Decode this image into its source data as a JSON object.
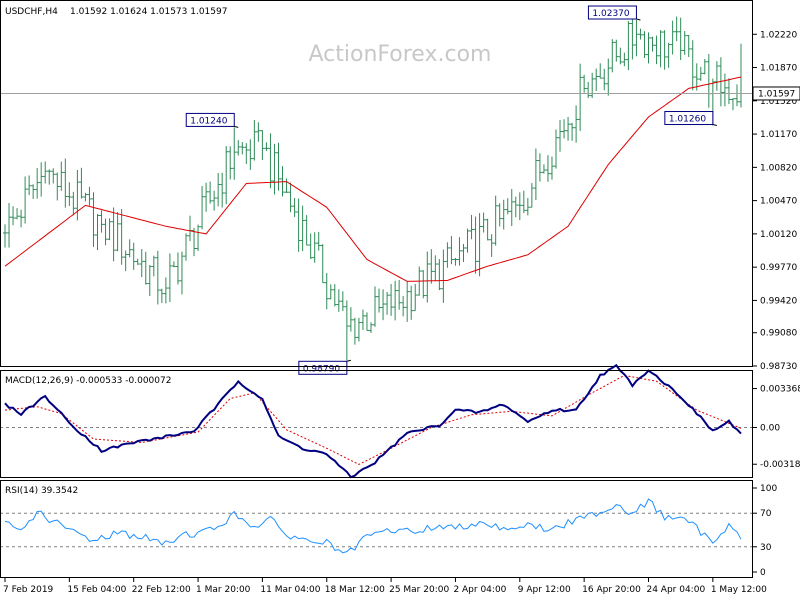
{
  "header": {
    "symbol_label": "USDCHF,H4",
    "ohlc_label": "1.01592 1.01624 1.01573 1.01597",
    "watermark": "ActionForex.com"
  },
  "price_panel": {
    "y_ticks": [
      {
        "label": "1.02220",
        "value": 1.0222
      },
      {
        "label": "1.01870",
        "value": 1.0187
      },
      {
        "label": "1.01520",
        "value": 1.0152
      },
      {
        "label": "1.01170",
        "value": 1.0117
      },
      {
        "label": "1.00820",
        "value": 1.0082
      },
      {
        "label": "1.00470",
        "value": 1.0047
      },
      {
        "label": "1.00120",
        "value": 1.0012
      },
      {
        "label": "0.99770",
        "value": 0.9977
      },
      {
        "label": "0.99420",
        "value": 0.9942
      },
      {
        "label": "0.99080",
        "value": 0.9908
      },
      {
        "label": "0.98730",
        "value": 0.9873
      }
    ],
    "current_price_label": "1.01597",
    "current_price": 1.01597,
    "callouts": [
      {
        "label": "1.01240",
        "value": 1.0124,
        "bar": 57
      },
      {
        "label": "0.98790",
        "value": 0.9879,
        "bar": 85
      },
      {
        "label": "1.02370",
        "value": 1.0237,
        "bar": 157
      },
      {
        "label": "1.01260",
        "value": 1.0126,
        "bar": 176
      }
    ]
  },
  "macd_panel": {
    "title": "MACD(12,26,9) -0.000533 -0.000072",
    "ticks": [
      {
        "label": "0.003368",
        "value": 0.003368
      },
      {
        "label": "0.00",
        "value": 0
      },
      {
        "label": "-0.003181",
        "value": -0.003181
      }
    ]
  },
  "rsi_panel": {
    "title": "RSI(14) 39.3542",
    "ticks": [
      {
        "label": "100",
        "value": 100
      },
      {
        "label": "70",
        "value": 70
      },
      {
        "label": "30",
        "value": 30
      },
      {
        "label": "0",
        "value": 0
      }
    ]
  },
  "x_axis": {
    "labels": [
      {
        "label": "7 Feb 2019",
        "bar": 0
      },
      {
        "label": "15 Feb 04:00",
        "bar": 16
      },
      {
        "label": "22 Feb 12:00",
        "bar": 32
      },
      {
        "label": "1 Mar 20:00",
        "bar": 48
      },
      {
        "label": "11 Mar 04:00",
        "bar": 64
      },
      {
        "label": "18 Mar 12:00",
        "bar": 80
      },
      {
        "label": "25 Mar 20:00",
        "bar": 96
      },
      {
        "label": "2 Apr 04:00",
        "bar": 112
      },
      {
        "label": "9 Apr 12:00",
        "bar": 128
      },
      {
        "label": "16 Apr 20:00",
        "bar": 144
      },
      {
        "label": "24 Apr 04:00",
        "bar": 160
      },
      {
        "label": "1 May 12:00",
        "bar": 176
      }
    ]
  },
  "colors": {
    "background": "#ffffff",
    "frame": "#000000",
    "bars": "#2e8b57",
    "moving_average": "#dd0000",
    "macd_line": "#000080",
    "macd_signal": "#dd0000",
    "rsi_line": "#1e90ff",
    "levels": "#808080",
    "watermark": "#c8c8c8",
    "callout_text": "#000080",
    "label_box": "#ffffff"
  },
  "chart_data": [
    {
      "type": "ohlc",
      "title": "USDCHF,H4",
      "x_start": "7 Feb 2019",
      "x_end": "1 May 12:00",
      "ylim": [
        0.9873,
        1.0257
      ],
      "key_points": [
        {
          "bar": 0,
          "close": 1.0013
        },
        {
          "bar": 10,
          "close": 1.0078
        },
        {
          "bar": 24,
          "close": 1.0022
        },
        {
          "bar": 40,
          "close": 0.9955
        },
        {
          "bar": 57,
          "high": 1.0124,
          "close": 1.0098
        },
        {
          "bar": 64,
          "close": 1.0102
        },
        {
          "bar": 72,
          "close": 1.0035
        },
        {
          "bar": 85,
          "low": 0.9879,
          "close": 0.9915
        },
        {
          "bar": 96,
          "close": 0.9935
        },
        {
          "bar": 112,
          "close": 0.9985
        },
        {
          "bar": 128,
          "close": 1.0042
        },
        {
          "bar": 144,
          "close": 1.0165
        },
        {
          "bar": 157,
          "high": 1.0237,
          "close": 1.0222
        },
        {
          "bar": 168,
          "close": 1.0205
        },
        {
          "bar": 176,
          "low": 1.0126,
          "close": 1.0172
        },
        {
          "bar": 183,
          "high": 1.0212,
          "close": 1.01597
        }
      ],
      "moving_average": [
        {
          "bar": 0,
          "value": 0.9978
        },
        {
          "bar": 20,
          "value": 1.0042
        },
        {
          "bar": 40,
          "value": 1.002
        },
        {
          "bar": 50,
          "value": 1.0012
        },
        {
          "bar": 60,
          "value": 1.0065
        },
        {
          "bar": 70,
          "value": 1.0067
        },
        {
          "bar": 80,
          "value": 1.004
        },
        {
          "bar": 90,
          "value": 0.9985
        },
        {
          "bar": 100,
          "value": 0.9962
        },
        {
          "bar": 110,
          "value": 0.9963
        },
        {
          "bar": 120,
          "value": 0.9978
        },
        {
          "bar": 130,
          "value": 0.999
        },
        {
          "bar": 140,
          "value": 1.002
        },
        {
          "bar": 150,
          "value": 1.0085
        },
        {
          "bar": 160,
          "value": 1.0135
        },
        {
          "bar": 170,
          "value": 1.0165
        },
        {
          "bar": 183,
          "value": 1.0177
        }
      ]
    },
    {
      "type": "line",
      "title": "MACD(12,26,9)",
      "ylim": [
        -0.0042,
        0.0048
      ],
      "macd": [
        {
          "bar": 0,
          "value": 0.002
        },
        {
          "bar": 4,
          "value": 0.0012
        },
        {
          "bar": 10,
          "value": 0.0027
        },
        {
          "bar": 16,
          "value": 0.0004
        },
        {
          "bar": 24,
          "value": -0.002
        },
        {
          "bar": 32,
          "value": -0.0013
        },
        {
          "bar": 40,
          "value": -0.0008
        },
        {
          "bar": 47,
          "value": -0.0003
        },
        {
          "bar": 52,
          "value": 0.0016
        },
        {
          "bar": 58,
          "value": 0.004
        },
        {
          "bar": 64,
          "value": 0.0025
        },
        {
          "bar": 68,
          "value": -0.0008
        },
        {
          "bar": 74,
          "value": -0.0018
        },
        {
          "bar": 80,
          "value": -0.0023
        },
        {
          "bar": 86,
          "value": -0.0043
        },
        {
          "bar": 92,
          "value": -0.003
        },
        {
          "bar": 100,
          "value": -0.0005
        },
        {
          "bar": 108,
          "value": 0.0002
        },
        {
          "bar": 112,
          "value": 0.0015
        },
        {
          "bar": 118,
          "value": 0.0013
        },
        {
          "bar": 124,
          "value": 0.002
        },
        {
          "bar": 130,
          "value": 0.0005
        },
        {
          "bar": 136,
          "value": 0.0015
        },
        {
          "bar": 142,
          "value": 0.0015
        },
        {
          "bar": 148,
          "value": 0.0045
        },
        {
          "bar": 152,
          "value": 0.0053
        },
        {
          "bar": 156,
          "value": 0.0037
        },
        {
          "bar": 160,
          "value": 0.005
        },
        {
          "bar": 168,
          "value": 0.0027
        },
        {
          "bar": 176,
          "value": -0.0003
        },
        {
          "bar": 180,
          "value": 0.0005
        },
        {
          "bar": 183,
          "value": -0.000533
        }
      ],
      "signal": [
        {
          "bar": 0,
          "value": 0.0015
        },
        {
          "bar": 8,
          "value": 0.0018
        },
        {
          "bar": 14,
          "value": 0.0012
        },
        {
          "bar": 22,
          "value": -0.001
        },
        {
          "bar": 34,
          "value": -0.0013
        },
        {
          "bar": 48,
          "value": -0.0004
        },
        {
          "bar": 56,
          "value": 0.0025
        },
        {
          "bar": 62,
          "value": 0.003
        },
        {
          "bar": 70,
          "value": -0.0002
        },
        {
          "bar": 80,
          "value": -0.0018
        },
        {
          "bar": 88,
          "value": -0.0032
        },
        {
          "bar": 96,
          "value": -0.0018
        },
        {
          "bar": 106,
          "value": 0.0
        },
        {
          "bar": 116,
          "value": 0.0011
        },
        {
          "bar": 126,
          "value": 0.0014
        },
        {
          "bar": 136,
          "value": 0.001
        },
        {
          "bar": 146,
          "value": 0.003
        },
        {
          "bar": 154,
          "value": 0.0045
        },
        {
          "bar": 162,
          "value": 0.004
        },
        {
          "bar": 172,
          "value": 0.0015
        },
        {
          "bar": 183,
          "value": -7.2e-05
        }
      ]
    },
    {
      "type": "line",
      "title": "RSI(14)",
      "ylim": [
        0,
        100
      ],
      "levels": [
        70,
        30
      ],
      "rsi": [
        {
          "bar": 0,
          "value": 58
        },
        {
          "bar": 4,
          "value": 48
        },
        {
          "bar": 8,
          "value": 72
        },
        {
          "bar": 12,
          "value": 60
        },
        {
          "bar": 16,
          "value": 50
        },
        {
          "bar": 22,
          "value": 38
        },
        {
          "bar": 28,
          "value": 47
        },
        {
          "bar": 34,
          "value": 42
        },
        {
          "bar": 40,
          "value": 33
        },
        {
          "bar": 44,
          "value": 45
        },
        {
          "bar": 48,
          "value": 46
        },
        {
          "bar": 52,
          "value": 52
        },
        {
          "bar": 57,
          "value": 68
        },
        {
          "bar": 62,
          "value": 55
        },
        {
          "bar": 66,
          "value": 62
        },
        {
          "bar": 70,
          "value": 45
        },
        {
          "bar": 74,
          "value": 38
        },
        {
          "bar": 80,
          "value": 35
        },
        {
          "bar": 85,
          "value": 20
        },
        {
          "bar": 90,
          "value": 42
        },
        {
          "bar": 96,
          "value": 50
        },
        {
          "bar": 102,
          "value": 48
        },
        {
          "bar": 108,
          "value": 55
        },
        {
          "bar": 112,
          "value": 52
        },
        {
          "bar": 118,
          "value": 60
        },
        {
          "bar": 124,
          "value": 52
        },
        {
          "bar": 130,
          "value": 56
        },
        {
          "bar": 136,
          "value": 50
        },
        {
          "bar": 142,
          "value": 62
        },
        {
          "bar": 148,
          "value": 72
        },
        {
          "bar": 152,
          "value": 80
        },
        {
          "bar": 156,
          "value": 70
        },
        {
          "bar": 160,
          "value": 84
        },
        {
          "bar": 164,
          "value": 66
        },
        {
          "bar": 170,
          "value": 60
        },
        {
          "bar": 176,
          "value": 35
        },
        {
          "bar": 180,
          "value": 58
        },
        {
          "bar": 183,
          "value": 39.3542
        }
      ]
    }
  ]
}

**Your instructions**
Scan the material above for the word "watermark". Copy each line where it occurs.

**Result**
    "watermark": "ActionForex.com"
    "watermark": "#c8c8c8",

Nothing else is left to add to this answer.